Instruction:
Please copy out the records exactly, from their start through the line that contains "cell-value: 13 [508,147,548,188]", inclusive.

-=-=-=-=-

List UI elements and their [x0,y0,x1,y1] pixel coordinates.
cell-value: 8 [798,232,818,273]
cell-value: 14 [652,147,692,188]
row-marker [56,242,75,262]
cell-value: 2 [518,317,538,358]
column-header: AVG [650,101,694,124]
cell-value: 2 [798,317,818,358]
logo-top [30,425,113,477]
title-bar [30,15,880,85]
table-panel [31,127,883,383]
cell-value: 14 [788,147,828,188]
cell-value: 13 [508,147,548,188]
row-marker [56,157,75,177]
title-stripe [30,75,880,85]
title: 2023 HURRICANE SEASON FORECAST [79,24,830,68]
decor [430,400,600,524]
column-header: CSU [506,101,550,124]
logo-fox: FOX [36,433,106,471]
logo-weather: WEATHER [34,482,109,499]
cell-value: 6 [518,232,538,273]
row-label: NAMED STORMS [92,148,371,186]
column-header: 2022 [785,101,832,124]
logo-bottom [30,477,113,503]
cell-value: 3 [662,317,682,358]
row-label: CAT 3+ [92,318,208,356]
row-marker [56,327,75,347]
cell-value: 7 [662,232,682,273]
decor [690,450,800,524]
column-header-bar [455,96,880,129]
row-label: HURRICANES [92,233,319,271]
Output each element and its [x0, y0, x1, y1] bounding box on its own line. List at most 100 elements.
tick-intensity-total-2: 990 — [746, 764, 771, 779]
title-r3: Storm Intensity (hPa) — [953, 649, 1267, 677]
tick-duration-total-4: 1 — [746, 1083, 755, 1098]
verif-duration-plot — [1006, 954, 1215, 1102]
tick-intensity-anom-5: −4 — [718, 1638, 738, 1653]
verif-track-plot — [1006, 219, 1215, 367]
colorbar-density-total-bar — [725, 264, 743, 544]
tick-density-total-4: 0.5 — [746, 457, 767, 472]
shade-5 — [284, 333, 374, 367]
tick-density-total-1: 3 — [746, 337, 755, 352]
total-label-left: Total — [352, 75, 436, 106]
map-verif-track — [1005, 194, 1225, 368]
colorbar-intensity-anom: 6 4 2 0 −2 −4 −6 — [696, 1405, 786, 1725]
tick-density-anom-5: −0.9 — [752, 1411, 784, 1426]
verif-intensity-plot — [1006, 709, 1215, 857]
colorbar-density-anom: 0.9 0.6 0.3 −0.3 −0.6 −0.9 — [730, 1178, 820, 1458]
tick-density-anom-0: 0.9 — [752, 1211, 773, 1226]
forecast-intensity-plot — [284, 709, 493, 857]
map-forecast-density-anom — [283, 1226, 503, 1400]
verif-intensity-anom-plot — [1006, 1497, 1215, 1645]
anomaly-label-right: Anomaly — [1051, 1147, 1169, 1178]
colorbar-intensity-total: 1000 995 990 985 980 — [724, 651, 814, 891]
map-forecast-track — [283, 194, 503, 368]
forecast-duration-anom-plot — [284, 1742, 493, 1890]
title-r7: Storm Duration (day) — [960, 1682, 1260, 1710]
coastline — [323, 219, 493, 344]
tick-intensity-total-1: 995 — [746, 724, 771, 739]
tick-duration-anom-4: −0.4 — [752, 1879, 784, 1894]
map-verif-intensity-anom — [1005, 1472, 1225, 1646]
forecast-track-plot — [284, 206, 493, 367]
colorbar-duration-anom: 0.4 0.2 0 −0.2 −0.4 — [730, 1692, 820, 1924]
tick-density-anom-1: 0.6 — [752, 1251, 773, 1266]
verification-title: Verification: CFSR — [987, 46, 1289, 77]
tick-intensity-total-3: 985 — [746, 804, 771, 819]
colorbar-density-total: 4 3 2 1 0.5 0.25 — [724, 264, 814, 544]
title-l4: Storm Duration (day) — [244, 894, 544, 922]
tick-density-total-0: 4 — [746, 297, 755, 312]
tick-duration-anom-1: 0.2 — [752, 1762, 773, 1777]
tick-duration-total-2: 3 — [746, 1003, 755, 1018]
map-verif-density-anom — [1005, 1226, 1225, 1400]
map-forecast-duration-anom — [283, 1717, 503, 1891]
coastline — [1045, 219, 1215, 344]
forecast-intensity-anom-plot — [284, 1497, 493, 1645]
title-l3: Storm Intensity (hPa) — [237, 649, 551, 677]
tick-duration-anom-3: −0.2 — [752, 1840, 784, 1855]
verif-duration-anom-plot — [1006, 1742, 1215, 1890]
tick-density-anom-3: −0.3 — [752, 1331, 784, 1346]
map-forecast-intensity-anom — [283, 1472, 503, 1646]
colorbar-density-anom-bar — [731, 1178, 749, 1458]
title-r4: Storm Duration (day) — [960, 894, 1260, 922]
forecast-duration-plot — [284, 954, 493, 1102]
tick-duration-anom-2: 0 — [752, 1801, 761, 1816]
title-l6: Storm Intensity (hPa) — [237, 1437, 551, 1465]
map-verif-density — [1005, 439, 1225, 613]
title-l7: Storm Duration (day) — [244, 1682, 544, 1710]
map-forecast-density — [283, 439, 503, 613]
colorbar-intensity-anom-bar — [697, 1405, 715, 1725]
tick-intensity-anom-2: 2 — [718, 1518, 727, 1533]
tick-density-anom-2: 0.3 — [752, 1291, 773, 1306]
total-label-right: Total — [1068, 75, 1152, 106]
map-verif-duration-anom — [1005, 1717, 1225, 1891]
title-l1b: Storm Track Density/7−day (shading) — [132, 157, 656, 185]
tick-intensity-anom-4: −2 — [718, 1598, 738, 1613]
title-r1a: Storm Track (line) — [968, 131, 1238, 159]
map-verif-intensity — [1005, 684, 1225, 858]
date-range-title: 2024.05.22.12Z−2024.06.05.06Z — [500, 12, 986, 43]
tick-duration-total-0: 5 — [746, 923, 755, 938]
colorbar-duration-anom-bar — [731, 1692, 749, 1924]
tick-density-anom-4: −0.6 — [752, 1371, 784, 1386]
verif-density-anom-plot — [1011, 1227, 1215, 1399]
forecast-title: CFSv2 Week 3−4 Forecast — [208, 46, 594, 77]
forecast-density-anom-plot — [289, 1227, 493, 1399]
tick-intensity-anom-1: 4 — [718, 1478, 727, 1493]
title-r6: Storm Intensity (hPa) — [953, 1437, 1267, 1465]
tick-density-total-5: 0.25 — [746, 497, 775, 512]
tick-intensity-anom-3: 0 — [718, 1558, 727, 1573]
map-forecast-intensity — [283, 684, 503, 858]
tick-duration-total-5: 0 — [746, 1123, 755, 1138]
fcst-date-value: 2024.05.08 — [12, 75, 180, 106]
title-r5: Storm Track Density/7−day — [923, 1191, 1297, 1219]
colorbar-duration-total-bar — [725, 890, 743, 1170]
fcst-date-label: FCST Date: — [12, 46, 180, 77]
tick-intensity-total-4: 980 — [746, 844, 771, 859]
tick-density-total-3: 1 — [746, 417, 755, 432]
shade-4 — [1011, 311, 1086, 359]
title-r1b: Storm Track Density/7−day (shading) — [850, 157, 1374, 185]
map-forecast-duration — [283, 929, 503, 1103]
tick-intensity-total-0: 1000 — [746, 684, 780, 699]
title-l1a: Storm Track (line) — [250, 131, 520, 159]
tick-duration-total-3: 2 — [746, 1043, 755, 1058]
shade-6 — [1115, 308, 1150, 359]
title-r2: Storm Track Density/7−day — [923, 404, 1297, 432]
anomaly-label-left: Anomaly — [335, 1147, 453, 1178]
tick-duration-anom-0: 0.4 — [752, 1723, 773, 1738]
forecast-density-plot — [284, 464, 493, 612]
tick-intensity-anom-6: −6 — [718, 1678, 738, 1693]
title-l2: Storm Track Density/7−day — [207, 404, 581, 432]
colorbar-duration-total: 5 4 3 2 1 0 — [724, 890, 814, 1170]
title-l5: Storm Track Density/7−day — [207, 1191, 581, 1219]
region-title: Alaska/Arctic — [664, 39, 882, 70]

-=-=-=-=-

Solved exercise:
List UI elements and their [x0,y0,x1,y1] pixel coordinates.
cell-value: 8 [798,232,818,273]
cell-value: 14 [652,147,692,188]
row-marker [56,242,75,262]
cell-value: 2 [518,317,538,358]
column-header: AVG [650,101,694,124]
cell-value: 2 [798,317,818,358]
logo-top [30,425,113,477]
title-bar [30,15,880,85]
table-panel [31,127,883,383]
cell-value: 14 [788,147,828,188]
cell-value: 13 [508,147,548,188]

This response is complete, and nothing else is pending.